* Task requirements
Look for "What does this" in the records below, then copy that line and every line after it, exactly and with nothing added.

* Recorded information
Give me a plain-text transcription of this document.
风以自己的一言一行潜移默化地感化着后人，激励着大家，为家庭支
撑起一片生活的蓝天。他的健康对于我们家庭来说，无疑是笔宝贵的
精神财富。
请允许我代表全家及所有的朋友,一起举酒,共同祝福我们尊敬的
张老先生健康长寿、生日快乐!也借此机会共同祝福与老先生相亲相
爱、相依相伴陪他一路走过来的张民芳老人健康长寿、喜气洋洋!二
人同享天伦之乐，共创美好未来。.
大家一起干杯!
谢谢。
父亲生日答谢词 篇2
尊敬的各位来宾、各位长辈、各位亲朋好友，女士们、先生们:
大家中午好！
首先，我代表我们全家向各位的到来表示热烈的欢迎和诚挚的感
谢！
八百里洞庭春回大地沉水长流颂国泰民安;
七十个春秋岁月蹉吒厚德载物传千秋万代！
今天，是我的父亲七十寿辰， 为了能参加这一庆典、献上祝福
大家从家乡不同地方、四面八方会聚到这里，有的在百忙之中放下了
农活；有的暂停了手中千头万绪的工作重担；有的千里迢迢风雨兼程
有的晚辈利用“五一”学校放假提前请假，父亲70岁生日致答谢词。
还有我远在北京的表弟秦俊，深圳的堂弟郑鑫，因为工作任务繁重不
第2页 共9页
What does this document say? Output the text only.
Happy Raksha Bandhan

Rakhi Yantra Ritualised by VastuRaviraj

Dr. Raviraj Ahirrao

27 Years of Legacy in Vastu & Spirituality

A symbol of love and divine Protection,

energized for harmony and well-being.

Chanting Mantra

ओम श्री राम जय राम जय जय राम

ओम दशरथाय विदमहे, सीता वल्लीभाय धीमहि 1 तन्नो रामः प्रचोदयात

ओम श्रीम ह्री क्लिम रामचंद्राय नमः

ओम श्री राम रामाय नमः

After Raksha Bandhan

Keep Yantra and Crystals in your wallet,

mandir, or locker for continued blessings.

* Written solution
What does this document say? Output the text only.
Happy Raksha Bandhan

Rakhi Yantra Ritualised by VastuRaviraj

Dr. Raviraj Ahirrao

27 Years of Legacy in Vastu & Spirituality

A symbol of love and divine Protection,

energized for harmony and well-being.

Chanting Mantra

ओम श्री राम जय राम जय जय राम

ओम दशरथाय विदमहे, सीता वल्लीभाय धीमहि 1 तन्नो रामः प्रचोदयात

ओम श्रीम ह्री क्लिम रामचंद्राय नमः

ओम श्री राम रामाय नमः

After Raksha Bandhan

Keep Yantra and Crystals in your wallet,

mandir, or locker for continued blessings.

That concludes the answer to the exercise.